■ DATA IN THIS EXERCISE ■
◆ ◆ ◆ ◆
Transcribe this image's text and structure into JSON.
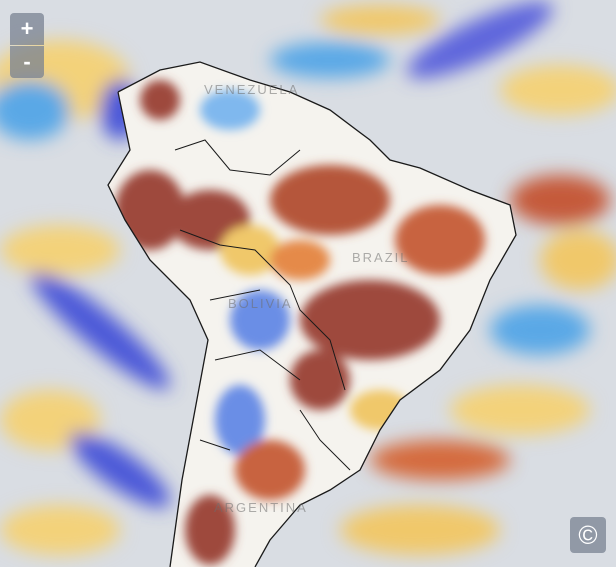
{
  "controls": {
    "zoom_in": "+",
    "zoom_out": "-",
    "attribution": "©"
  },
  "labels": [
    "VENEZUELA",
    "BRAZIL",
    "BOLIVIA",
    "ARGENTINA"
  ]
}
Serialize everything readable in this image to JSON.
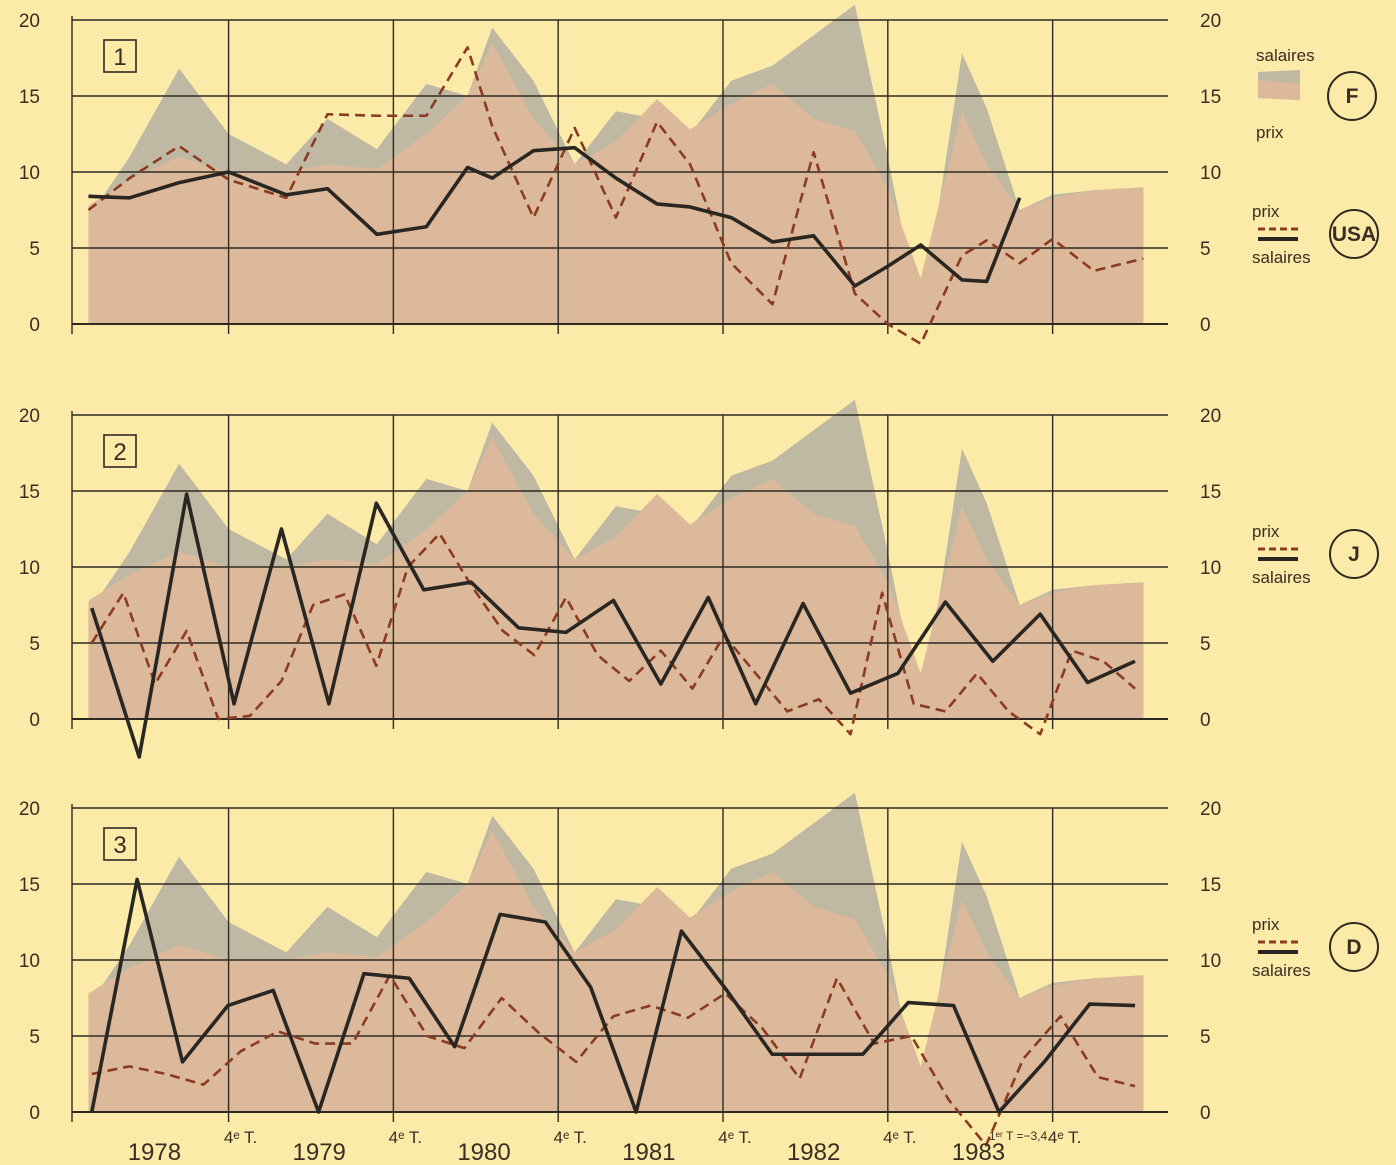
{
  "chart_data": [
    {
      "type": "area",
      "panel_label": "1",
      "y_ticks": [
        "20",
        "15",
        "10",
        "5",
        "0"
      ],
      "ylim": [
        0,
        20
      ],
      "x": [
        1977.65,
        1977.9,
        1978.2,
        1978.5,
        1978.85,
        1979.1,
        1979.4,
        1979.7,
        1979.95,
        1980.1,
        1980.35,
        1980.6,
        1980.85,
        1981.1,
        1981.3,
        1981.55,
        1981.8,
        1982.05,
        1982.3,
        1982.5,
        1982.7,
        1982.95,
        1983.1,
        1983.3,
        1983.5,
        1983.75,
        1984.05
      ],
      "series": [
        {
          "name": "salaires",
          "values": [
            7,
            11,
            16.8,
            12.5,
            10.5,
            13.5,
            11.5,
            15.8,
            15,
            19.5,
            16,
            10.5,
            14,
            13.5,
            12.5,
            16,
            17,
            19,
            21,
            11,
            0,
            17.8,
            14.2,
            7.5,
            8.5,
            8.8,
            9
          ]
        },
        {
          "name": "prix",
          "values": [
            7.8,
            9.5,
            11,
            10,
            10,
            10.5,
            10.2,
            12.5,
            15,
            18.5,
            13.5,
            10.5,
            12,
            14.8,
            12.8,
            14.5,
            15.8,
            13.5,
            12.7,
            9,
            3,
            14,
            10.5,
            7.5,
            8.3,
            8.8,
            9
          ]
        },
        {
          "name": "prix",
          "values": [
            7.5,
            9.6,
            11.7,
            9.5,
            8.3,
            13.8,
            13.7,
            13.7,
            18.2,
            13,
            7,
            12.9,
            7,
            13.3,
            10.5,
            4,
            1.3,
            11.3,
            2,
            0,
            -1.3,
            4.5,
            5.5,
            4,
            5.6,
            3.5,
            4.3
          ]
        },
        {
          "name": "salaires",
          "values": [
            8.4,
            8.3,
            9.3,
            10,
            8.5,
            8.9,
            5.9,
            6.4,
            10.3,
            9.6,
            11.4,
            11.6,
            9.6,
            7.9,
            7.7,
            7,
            5.4,
            5.8,
            2.5,
            3.8,
            5.2,
            2.9,
            2.8,
            8.3,
            null,
            null,
            null
          ]
        }
      ],
      "legend": {
        "top_label": "salaires",
        "bottom_label": "prix",
        "badge": "F",
        "line_top_label": "prix",
        "line_bottom_label": "salaires",
        "line_badge": "USA"
      }
    },
    {
      "type": "line",
      "panel_label": "2",
      "y_ticks": [
        "20",
        "15",
        "10",
        "5",
        "0"
      ],
      "ylim": [
        0,
        20
      ],
      "series": [
        {
          "name": "prix",
          "values": [
            5,
            8.3,
            2.3,
            5.8,
            0,
            0.2,
            2.5,
            7.5,
            8.2,
            3.5,
            10,
            12.2,
            8.8,
            5.8,
            4.2,
            8,
            4.2,
            2.5,
            4.5,
            2,
            5.5,
            3,
            0.5,
            1.3,
            -1,
            8.3,
            1,
            0.5,
            3,
            0.5,
            -1,
            4.5,
            3.8,
            2
          ]
        },
        {
          "name": "salaires",
          "values": [
            7.3,
            -2.5,
            14.8,
            1,
            12.5,
            1,
            14.2,
            8.5,
            9,
            6,
            5.7,
            7.8,
            2.3,
            8,
            1,
            7.6,
            1.7,
            3,
            7.7,
            3.8,
            6.9,
            2.4,
            3.8
          ]
        }
      ],
      "legend": {
        "top_label": "prix",
        "bottom_label": "salaires",
        "badge": "J"
      }
    },
    {
      "type": "line",
      "panel_label": "3",
      "y_ticks": [
        "20",
        "15",
        "10",
        "5",
        "0"
      ],
      "ylim": [
        0,
        20
      ],
      "series": [
        {
          "name": "prix",
          "values": [
            2.5,
            3,
            2.5,
            1.8,
            4,
            5.3,
            4.5,
            4.5,
            9,
            5,
            4.2,
            7.5,
            5.2,
            3.3,
            6.3,
            7,
            6.2,
            7.8,
            5.5,
            2.2,
            8.8,
            4.5,
            5,
            0.8,
            -2.2,
            3.5,
            6.3,
            2.3,
            1.7
          ]
        },
        {
          "name": "salaires",
          "values": [
            0,
            15.3,
            3.3,
            7,
            8,
            0,
            9.1,
            8.8,
            4.3,
            13,
            12.5,
            8.2,
            0,
            11.9,
            8,
            3.8,
            3.8,
            3.8,
            7.2,
            7,
            0,
            3.3,
            7.1,
            7
          ]
        }
      ],
      "legend": {
        "top_label": "prix",
        "bottom_label": "salaires",
        "badge": "D"
      }
    }
  ],
  "x_axis": {
    "years": [
      "1978",
      "1979",
      "1980",
      "1981",
      "1982",
      "1983"
    ],
    "quarter_label": "4ᵉ T.",
    "note": "1ᵉʳ T =−3,4"
  },
  "colors": {
    "background": "#fbeaa8",
    "salaires_area": "#bfb8a2",
    "prix_area": "#dcb99a",
    "prix_line": "#8b3b22",
    "salaires_line": "#2a2722",
    "grid": "#2e2a22"
  }
}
◆ ◆ ◆ ◆
■ WORK TO COMPLETE ■
Skip every picture and transcribe the data above exactly.

■ RESULT OF THIS TASK ■
Transcribe this image's text and structure into JSON.
{
  "controls": {
    "zoom_in": "+",
    "zoom_out": "-",
    "attribution": "©"
  },
  "labels": [
    "VENEZUELA",
    "BRAZIL",
    "BOLIVIA",
    "ARGENTINA"
  ]
}
Serialize everything readable in this image to JSON.
{
  "chart_data": [
    {
      "type": "area",
      "panel_label": "1",
      "y_ticks": [
        "20",
        "15",
        "10",
        "5",
        "0"
      ],
      "ylim": [
        0,
        20
      ],
      "x": [
        1977.65,
        1977.9,
        1978.2,
        1978.5,
        1978.85,
        1979.1,
        1979.4,
        1979.7,
        1979.95,
        1980.1,
        1980.35,
        1980.6,
        1980.85,
        1981.1,
        1981.3,
        1981.55,
        1981.8,
        1982.05,
        1982.3,
        1982.5,
        1982.7,
        1982.95,
        1983.1,
        1983.3,
        1983.5,
        1983.75,
        1984.05
      ],
      "series": [
        {
          "name": "salaires",
          "values": [
            7,
            11,
            16.8,
            12.5,
            10.5,
            13.5,
            11.5,
            15.8,
            15,
            19.5,
            16,
            10.5,
            14,
            13.5,
            12.5,
            16,
            17,
            19,
            21,
            11,
            0,
            17.8,
            14.2,
            7.5,
            8.5,
            8.8,
            9
          ]
        },
        {
          "name": "prix",
          "values": [
            7.8,
            9.5,
            11,
            10,
            10,
            10.5,
            10.2,
            12.5,
            15,
            18.5,
            13.5,
            10.5,
            12,
            14.8,
            12.8,
            14.5,
            15.8,
            13.5,
            12.7,
            9,
            3,
            14,
            10.5,
            7.5,
            8.3,
            8.8,
            9
          ]
        },
        {
          "name": "prix",
          "values": [
            7.5,
            9.6,
            11.7,
            9.5,
            8.3,
            13.8,
            13.7,
            13.7,
            18.2,
            13,
            7,
            12.9,
            7,
            13.3,
            10.5,
            4,
            1.3,
            11.3,
            2,
            0,
            -1.3,
            4.5,
            5.5,
            4,
            5.6,
            3.5,
            4.3
          ]
        },
        {
          "name": "salaires",
          "values": [
            8.4,
            8.3,
            9.3,
            10,
            8.5,
            8.9,
            5.9,
            6.4,
            10.3,
            9.6,
            11.4,
            11.6,
            9.6,
            7.9,
            7.7,
            7,
            5.4,
            5.8,
            2.5,
            3.8,
            5.2,
            2.9,
            2.8,
            8.3,
            null,
            null,
            null
          ]
        }
      ],
      "legend": {
        "top_label": "salaires",
        "bottom_label": "prix",
        "badge": "F",
        "line_top_label": "prix",
        "line_bottom_label": "salaires",
        "line_badge": "USA"
      }
    },
    {
      "type": "line",
      "panel_label": "2",
      "y_ticks": [
        "20",
        "15",
        "10",
        "5",
        "0"
      ],
      "ylim": [
        0,
        20
      ],
      "series": [
        {
          "name": "prix",
          "values": [
            5,
            8.3,
            2.3,
            5.8,
            0,
            0.2,
            2.5,
            7.5,
            8.2,
            3.5,
            10,
            12.2,
            8.8,
            5.8,
            4.2,
            8,
            4.2,
            2.5,
            4.5,
            2,
            5.5,
            3,
            0.5,
            1.3,
            -1,
            8.3,
            1,
            0.5,
            3,
            0.5,
            -1,
            4.5,
            3.8,
            2
          ]
        },
        {
          "name": "salaires",
          "values": [
            7.3,
            -2.5,
            14.8,
            1,
            12.5,
            1,
            14.2,
            8.5,
            9,
            6,
            5.7,
            7.8,
            2.3,
            8,
            1,
            7.6,
            1.7,
            3,
            7.7,
            3.8,
            6.9,
            2.4,
            3.8
          ]
        }
      ],
      "legend": {
        "top_label": "prix",
        "bottom_label": "salaires",
        "badge": "J"
      }
    },
    {
      "type": "line",
      "panel_label": "3",
      "y_ticks": [
        "20",
        "15",
        "10",
        "5",
        "0"
      ],
      "ylim": [
        0,
        20
      ],
      "series": [
        {
          "name": "prix",
          "values": [
            2.5,
            3,
            2.5,
            1.8,
            4,
            5.3,
            4.5,
            4.5,
            9,
            5,
            4.2,
            7.5,
            5.2,
            3.3,
            6.3,
            7,
            6.2,
            7.8,
            5.5,
            2.2,
            8.8,
            4.5,
            5,
            0.8,
            -2.2,
            3.5,
            6.3,
            2.3,
            1.7
          ]
        },
        {
          "name": "salaires",
          "values": [
            0,
            15.3,
            3.3,
            7,
            8,
            0,
            9.1,
            8.8,
            4.3,
            13,
            12.5,
            8.2,
            0,
            11.9,
            8,
            3.8,
            3.8,
            3.8,
            7.2,
            7,
            0,
            3.3,
            7.1,
            7
          ]
        }
      ],
      "legend": {
        "top_label": "prix",
        "bottom_label": "salaires",
        "badge": "D"
      }
    }
  ],
  "x_axis": {
    "years": [
      "1978",
      "1979",
      "1980",
      "1981",
      "1982",
      "1983"
    ],
    "quarter_label": "4ᵉ T.",
    "note": "1ᵉʳ T =−3,4"
  },
  "colors": {
    "background": "#fbeaa8",
    "salaires_area": "#bfb8a2",
    "prix_area": "#dcb99a",
    "prix_line": "#8b3b22",
    "salaires_line": "#2a2722",
    "grid": "#2e2a22"
  }
}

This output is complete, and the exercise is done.